**DIRECTIONS:** Return all lines from the listing below in which the string "JSON" occurs.

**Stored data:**
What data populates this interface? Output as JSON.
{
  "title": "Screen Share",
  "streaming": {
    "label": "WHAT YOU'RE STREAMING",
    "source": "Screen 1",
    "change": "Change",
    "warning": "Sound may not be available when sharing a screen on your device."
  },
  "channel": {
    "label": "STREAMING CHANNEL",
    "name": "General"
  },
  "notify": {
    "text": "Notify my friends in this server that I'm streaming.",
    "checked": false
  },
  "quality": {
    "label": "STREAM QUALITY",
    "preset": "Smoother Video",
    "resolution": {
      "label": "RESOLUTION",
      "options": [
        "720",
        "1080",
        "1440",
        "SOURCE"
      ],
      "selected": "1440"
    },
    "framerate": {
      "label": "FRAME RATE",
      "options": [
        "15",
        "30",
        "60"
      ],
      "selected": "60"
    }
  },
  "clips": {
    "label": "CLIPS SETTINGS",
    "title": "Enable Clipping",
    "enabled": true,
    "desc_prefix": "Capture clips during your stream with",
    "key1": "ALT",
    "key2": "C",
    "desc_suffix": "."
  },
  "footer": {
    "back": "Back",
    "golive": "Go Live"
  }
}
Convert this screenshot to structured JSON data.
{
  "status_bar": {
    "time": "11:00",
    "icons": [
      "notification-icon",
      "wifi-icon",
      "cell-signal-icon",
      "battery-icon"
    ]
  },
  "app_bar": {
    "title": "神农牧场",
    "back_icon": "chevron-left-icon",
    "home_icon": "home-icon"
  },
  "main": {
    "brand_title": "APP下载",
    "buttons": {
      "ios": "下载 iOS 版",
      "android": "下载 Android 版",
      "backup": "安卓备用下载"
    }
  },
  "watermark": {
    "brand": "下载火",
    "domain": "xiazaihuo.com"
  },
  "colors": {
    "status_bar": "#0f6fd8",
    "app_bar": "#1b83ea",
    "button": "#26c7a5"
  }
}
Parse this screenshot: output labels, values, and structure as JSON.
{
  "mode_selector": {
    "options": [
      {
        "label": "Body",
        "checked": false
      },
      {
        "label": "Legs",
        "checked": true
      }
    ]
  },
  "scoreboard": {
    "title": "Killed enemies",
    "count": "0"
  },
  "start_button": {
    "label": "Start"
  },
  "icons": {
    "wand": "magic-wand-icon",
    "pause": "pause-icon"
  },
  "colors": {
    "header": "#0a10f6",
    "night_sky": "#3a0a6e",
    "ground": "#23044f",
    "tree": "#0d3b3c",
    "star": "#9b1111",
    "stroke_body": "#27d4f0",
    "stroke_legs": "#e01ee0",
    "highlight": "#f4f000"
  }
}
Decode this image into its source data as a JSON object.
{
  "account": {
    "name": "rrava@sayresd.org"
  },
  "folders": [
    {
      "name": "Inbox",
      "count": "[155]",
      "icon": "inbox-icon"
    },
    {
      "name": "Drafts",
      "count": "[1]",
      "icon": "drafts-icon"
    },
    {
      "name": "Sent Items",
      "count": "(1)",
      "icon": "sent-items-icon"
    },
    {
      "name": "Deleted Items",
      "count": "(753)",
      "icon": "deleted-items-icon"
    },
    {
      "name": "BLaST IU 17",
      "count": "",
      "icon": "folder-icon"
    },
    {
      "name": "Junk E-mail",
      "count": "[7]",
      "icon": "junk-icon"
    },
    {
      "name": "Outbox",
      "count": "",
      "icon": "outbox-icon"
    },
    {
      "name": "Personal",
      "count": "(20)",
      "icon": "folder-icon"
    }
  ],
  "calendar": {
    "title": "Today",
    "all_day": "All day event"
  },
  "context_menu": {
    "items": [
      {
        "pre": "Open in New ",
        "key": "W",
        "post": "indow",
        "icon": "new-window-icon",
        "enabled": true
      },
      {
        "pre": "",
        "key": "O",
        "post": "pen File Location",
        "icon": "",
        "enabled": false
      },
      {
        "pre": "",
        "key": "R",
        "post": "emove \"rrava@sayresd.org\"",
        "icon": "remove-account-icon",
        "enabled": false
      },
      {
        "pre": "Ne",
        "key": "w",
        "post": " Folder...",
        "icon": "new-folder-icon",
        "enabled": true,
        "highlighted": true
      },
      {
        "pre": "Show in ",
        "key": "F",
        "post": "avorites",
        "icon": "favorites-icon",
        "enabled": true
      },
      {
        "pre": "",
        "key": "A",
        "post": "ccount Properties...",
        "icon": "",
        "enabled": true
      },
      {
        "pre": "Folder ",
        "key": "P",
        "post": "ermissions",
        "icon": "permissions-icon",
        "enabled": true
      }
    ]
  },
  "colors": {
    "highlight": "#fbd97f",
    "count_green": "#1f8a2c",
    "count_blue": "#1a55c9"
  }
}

**OUTPUT BELOW:**
What data populates this interface? Output as JSON.
Convert this screenshot to structured JSON data.
Parse this screenshot: output labels, values, and structure as JSON.
Decode this image into its source data as a JSON object.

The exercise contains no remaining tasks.